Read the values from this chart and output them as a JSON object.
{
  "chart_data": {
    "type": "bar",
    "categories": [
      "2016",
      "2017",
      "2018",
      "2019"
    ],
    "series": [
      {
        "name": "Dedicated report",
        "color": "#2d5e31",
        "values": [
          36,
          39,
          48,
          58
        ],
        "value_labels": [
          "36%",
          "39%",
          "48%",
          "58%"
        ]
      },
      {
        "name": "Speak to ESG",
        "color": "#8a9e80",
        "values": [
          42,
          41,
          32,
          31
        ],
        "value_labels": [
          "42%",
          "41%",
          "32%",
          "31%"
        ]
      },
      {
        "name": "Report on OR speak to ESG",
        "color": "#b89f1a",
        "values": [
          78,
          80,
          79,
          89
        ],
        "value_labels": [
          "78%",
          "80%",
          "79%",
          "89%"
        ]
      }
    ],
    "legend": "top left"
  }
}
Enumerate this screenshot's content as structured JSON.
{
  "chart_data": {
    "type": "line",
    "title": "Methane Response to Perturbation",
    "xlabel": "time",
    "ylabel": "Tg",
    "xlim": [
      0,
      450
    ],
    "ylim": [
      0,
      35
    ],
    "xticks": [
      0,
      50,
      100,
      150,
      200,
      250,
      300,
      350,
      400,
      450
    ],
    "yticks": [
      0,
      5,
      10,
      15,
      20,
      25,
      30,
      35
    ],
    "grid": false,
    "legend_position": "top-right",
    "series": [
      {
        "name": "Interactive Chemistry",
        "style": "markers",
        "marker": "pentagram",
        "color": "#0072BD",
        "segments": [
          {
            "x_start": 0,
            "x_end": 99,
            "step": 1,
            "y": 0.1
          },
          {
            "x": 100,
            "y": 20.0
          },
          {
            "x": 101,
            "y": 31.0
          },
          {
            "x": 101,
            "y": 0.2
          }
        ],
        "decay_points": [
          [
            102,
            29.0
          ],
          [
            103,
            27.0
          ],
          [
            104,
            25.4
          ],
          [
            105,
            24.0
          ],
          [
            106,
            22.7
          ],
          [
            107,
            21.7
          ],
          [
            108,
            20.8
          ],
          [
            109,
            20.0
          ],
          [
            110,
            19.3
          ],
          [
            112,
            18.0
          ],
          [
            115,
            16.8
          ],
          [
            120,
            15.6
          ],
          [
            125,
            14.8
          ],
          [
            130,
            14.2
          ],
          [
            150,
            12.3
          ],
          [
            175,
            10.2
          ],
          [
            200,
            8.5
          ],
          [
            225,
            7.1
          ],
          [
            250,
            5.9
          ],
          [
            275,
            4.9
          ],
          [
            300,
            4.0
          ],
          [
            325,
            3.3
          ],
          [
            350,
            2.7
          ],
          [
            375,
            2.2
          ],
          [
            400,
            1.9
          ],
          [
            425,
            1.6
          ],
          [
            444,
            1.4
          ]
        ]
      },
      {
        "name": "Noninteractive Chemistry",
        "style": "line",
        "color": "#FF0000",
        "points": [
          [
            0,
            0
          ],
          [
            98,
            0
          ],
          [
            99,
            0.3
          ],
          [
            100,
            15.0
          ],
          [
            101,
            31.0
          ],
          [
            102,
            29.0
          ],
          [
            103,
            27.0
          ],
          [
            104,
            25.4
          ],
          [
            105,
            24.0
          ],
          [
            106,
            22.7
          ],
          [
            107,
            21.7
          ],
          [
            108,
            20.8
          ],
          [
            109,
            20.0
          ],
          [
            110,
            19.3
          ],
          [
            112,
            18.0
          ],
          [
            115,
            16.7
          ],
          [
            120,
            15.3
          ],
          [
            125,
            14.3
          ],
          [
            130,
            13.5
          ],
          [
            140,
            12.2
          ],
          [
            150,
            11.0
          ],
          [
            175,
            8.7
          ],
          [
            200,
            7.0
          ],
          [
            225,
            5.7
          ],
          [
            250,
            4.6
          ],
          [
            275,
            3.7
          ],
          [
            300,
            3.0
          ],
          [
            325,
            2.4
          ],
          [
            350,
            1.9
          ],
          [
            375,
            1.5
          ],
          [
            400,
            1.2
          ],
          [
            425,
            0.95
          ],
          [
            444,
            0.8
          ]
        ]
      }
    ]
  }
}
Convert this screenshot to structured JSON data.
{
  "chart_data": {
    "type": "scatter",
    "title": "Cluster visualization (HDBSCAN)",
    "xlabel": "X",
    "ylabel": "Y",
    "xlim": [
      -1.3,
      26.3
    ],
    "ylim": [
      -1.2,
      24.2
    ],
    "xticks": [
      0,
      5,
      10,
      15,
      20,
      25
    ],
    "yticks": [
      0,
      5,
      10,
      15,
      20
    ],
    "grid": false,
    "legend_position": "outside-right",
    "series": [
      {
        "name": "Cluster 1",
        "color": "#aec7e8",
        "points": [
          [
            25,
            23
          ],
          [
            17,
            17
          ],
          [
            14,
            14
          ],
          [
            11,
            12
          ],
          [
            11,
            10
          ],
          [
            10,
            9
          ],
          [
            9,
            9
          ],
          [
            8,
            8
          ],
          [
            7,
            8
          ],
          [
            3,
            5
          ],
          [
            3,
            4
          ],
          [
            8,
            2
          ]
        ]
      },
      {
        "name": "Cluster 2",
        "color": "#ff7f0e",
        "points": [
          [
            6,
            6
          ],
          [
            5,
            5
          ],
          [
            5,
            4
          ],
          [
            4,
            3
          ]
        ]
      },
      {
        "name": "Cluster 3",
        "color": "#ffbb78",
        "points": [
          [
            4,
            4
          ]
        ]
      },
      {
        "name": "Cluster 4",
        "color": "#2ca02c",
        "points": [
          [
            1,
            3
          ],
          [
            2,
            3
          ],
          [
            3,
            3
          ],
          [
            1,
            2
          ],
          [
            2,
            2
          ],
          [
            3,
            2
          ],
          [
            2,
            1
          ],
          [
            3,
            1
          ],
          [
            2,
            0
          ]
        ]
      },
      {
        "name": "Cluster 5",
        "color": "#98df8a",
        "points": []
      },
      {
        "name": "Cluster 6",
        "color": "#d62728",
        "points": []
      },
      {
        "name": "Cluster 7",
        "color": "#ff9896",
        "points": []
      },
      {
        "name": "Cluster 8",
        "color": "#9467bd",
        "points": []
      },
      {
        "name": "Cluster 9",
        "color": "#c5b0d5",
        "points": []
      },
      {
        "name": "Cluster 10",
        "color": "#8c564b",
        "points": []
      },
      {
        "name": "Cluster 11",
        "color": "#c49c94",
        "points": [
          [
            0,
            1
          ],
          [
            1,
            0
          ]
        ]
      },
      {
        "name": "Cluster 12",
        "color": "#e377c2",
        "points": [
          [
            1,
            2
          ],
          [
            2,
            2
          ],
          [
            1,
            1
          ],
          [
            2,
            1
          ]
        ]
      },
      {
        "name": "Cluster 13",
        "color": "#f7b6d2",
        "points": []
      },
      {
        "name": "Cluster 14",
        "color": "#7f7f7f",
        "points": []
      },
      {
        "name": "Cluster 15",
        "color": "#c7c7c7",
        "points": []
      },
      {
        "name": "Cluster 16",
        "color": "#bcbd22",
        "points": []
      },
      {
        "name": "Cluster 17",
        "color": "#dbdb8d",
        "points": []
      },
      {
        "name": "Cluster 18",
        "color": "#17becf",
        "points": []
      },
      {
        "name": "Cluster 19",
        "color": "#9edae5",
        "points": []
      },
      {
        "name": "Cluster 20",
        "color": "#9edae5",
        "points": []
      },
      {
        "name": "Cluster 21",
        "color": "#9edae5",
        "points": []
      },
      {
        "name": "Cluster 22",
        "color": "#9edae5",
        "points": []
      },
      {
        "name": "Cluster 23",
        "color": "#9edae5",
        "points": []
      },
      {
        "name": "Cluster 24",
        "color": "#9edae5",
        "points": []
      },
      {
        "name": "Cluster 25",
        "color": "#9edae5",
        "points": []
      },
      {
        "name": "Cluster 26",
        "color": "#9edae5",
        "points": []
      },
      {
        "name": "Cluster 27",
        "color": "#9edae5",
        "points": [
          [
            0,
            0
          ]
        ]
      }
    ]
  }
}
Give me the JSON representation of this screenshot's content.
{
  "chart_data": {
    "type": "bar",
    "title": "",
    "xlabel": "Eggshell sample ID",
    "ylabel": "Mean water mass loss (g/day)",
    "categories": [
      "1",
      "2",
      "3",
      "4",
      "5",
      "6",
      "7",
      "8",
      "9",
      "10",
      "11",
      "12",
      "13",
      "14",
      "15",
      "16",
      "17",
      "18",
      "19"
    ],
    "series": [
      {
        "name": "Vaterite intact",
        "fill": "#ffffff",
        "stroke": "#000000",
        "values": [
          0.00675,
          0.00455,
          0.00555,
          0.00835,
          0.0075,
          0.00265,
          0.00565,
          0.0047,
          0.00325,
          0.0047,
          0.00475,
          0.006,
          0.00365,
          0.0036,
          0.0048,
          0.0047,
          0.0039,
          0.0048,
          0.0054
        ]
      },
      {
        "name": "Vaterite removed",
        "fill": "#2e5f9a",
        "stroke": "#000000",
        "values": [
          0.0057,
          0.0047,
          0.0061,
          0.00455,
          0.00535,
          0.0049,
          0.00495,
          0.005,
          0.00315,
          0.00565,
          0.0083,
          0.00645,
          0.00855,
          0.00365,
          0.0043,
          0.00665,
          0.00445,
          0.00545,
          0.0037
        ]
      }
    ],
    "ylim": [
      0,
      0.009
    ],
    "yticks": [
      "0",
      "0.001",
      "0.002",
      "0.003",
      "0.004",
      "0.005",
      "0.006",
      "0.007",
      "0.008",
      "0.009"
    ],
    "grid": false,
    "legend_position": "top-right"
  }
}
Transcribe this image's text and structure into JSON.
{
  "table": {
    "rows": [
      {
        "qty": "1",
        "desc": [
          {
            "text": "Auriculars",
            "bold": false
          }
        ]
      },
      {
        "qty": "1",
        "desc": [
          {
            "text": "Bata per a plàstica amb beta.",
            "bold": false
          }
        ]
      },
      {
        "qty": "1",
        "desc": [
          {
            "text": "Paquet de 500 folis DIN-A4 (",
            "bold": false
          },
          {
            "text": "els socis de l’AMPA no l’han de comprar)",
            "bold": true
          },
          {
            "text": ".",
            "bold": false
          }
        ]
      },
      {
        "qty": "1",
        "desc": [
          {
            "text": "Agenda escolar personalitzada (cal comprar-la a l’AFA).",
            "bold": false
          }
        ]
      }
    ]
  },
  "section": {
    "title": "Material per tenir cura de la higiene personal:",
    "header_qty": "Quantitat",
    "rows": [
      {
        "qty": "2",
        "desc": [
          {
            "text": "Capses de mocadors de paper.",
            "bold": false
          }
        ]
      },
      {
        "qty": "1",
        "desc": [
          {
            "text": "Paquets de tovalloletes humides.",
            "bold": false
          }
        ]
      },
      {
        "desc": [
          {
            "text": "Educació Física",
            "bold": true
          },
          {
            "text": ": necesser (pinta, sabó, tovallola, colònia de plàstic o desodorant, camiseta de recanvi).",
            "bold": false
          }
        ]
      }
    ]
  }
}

• **Description of the task**: Reproduce the listing above exactly from the line containing "Transcribe this image's" through its last line, with both of those lines included.

• **The output**:
Transcribe this image's text and structure into JSON.
{
  "table": {
    "rows": [
      {
        "qty": "1",
        "desc": [
          {
            "text": "Auriculars",
            "bold": false
          }
        ]
      },
      {
        "qty": "1",
        "desc": [
          {
            "text": "Bata per a plàstica amb beta.",
            "bold": false
          }
        ]
      },
      {
        "qty": "1",
        "desc": [
          {
            "text": "Paquet de 500 folis DIN-A4 (",
            "bold": false
          },
          {
            "text": "els socis de l’AMPA no l’han de comprar)",
            "bold": true
          },
          {
            "text": ".",
            "bold": false
          }
        ]
      },
      {
        "qty": "1",
        "desc": [
          {
            "text": "Agenda escolar personalitzada (cal comprar-la a l’AFA).",
            "bold": false
          }
        ]
      }
    ]
  },
  "section": {
    "title": "Material per tenir cura de la higiene personal:",
    "header_qty": "Quantitat",
    "rows": [
      {
        "qty": "2",
        "desc": [
          {
            "text": "Capses de mocadors de paper.",
            "bold": false
          }
        ]
      },
      {
        "qty": "1",
        "desc": [
          {
            "text": "Paquets de tovalloletes humides.",
            "bold": false
          }
        ]
      },
      {
        "desc": [
          {
            "text": "Educació Física",
            "bold": true
          },
          {
            "text": ": necesser (pinta, sabó, tovallola, colònia de plàstic o desodorant, camiseta de recanvi).",
            "bold": false
          }
        ]
      }
    ]
  }
}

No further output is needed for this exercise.